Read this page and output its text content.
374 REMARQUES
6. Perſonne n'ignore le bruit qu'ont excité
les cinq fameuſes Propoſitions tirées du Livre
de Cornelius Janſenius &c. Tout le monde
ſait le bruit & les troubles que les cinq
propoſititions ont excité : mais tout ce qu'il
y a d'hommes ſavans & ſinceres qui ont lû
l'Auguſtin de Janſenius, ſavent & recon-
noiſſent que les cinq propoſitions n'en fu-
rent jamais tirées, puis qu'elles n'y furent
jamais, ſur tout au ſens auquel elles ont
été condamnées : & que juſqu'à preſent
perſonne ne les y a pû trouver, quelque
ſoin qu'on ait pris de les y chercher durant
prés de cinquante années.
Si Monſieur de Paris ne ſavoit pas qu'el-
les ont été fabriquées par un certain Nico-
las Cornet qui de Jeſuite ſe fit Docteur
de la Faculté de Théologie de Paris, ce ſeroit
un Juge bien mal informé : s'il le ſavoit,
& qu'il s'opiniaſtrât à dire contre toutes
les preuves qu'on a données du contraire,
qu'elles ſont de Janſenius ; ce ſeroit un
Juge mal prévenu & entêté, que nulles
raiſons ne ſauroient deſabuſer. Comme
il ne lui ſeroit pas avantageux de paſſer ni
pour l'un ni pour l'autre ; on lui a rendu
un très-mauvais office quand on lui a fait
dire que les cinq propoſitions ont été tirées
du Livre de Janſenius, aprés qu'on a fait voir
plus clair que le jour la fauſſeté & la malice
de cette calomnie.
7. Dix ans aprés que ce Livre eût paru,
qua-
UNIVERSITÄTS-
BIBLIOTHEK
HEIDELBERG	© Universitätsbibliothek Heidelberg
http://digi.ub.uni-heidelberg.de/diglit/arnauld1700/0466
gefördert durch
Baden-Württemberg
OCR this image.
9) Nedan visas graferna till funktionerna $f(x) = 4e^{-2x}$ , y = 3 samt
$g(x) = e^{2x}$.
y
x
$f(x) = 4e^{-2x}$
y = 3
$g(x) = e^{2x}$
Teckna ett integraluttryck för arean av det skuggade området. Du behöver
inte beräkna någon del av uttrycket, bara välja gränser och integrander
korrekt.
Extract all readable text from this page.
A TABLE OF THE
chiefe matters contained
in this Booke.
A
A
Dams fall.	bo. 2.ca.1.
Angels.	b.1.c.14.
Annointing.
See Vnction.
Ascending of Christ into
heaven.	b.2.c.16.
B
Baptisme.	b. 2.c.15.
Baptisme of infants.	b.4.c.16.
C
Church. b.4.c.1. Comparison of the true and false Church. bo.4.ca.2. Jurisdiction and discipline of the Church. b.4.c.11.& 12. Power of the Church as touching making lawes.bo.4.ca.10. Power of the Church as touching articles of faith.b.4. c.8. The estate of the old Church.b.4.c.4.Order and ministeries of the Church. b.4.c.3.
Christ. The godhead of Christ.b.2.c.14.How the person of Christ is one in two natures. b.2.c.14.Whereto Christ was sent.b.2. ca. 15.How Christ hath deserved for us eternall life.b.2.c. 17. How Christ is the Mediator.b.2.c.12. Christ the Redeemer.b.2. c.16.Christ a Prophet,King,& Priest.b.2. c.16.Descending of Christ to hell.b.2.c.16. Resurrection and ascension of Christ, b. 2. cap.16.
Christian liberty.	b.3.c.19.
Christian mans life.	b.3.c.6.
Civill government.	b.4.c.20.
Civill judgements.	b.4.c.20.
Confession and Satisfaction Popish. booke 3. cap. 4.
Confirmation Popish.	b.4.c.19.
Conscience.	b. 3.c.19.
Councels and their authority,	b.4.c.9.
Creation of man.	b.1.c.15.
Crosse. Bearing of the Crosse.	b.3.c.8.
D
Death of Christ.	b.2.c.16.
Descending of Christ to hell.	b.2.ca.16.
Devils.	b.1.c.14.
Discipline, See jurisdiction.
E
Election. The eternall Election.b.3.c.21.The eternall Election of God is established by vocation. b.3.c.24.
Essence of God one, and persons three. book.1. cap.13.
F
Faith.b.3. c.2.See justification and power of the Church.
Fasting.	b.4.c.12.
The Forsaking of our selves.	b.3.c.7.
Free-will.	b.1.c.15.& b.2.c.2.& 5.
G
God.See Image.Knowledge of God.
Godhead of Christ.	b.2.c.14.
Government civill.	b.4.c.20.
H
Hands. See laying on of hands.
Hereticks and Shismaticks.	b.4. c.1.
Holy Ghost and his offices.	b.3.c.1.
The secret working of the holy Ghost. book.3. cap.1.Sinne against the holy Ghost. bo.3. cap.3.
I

········

Stated problem
Examine the records and pull out every line where the string "page" occurs.

The completed task
Read this page and output its text content.
Extract all readable text from this page.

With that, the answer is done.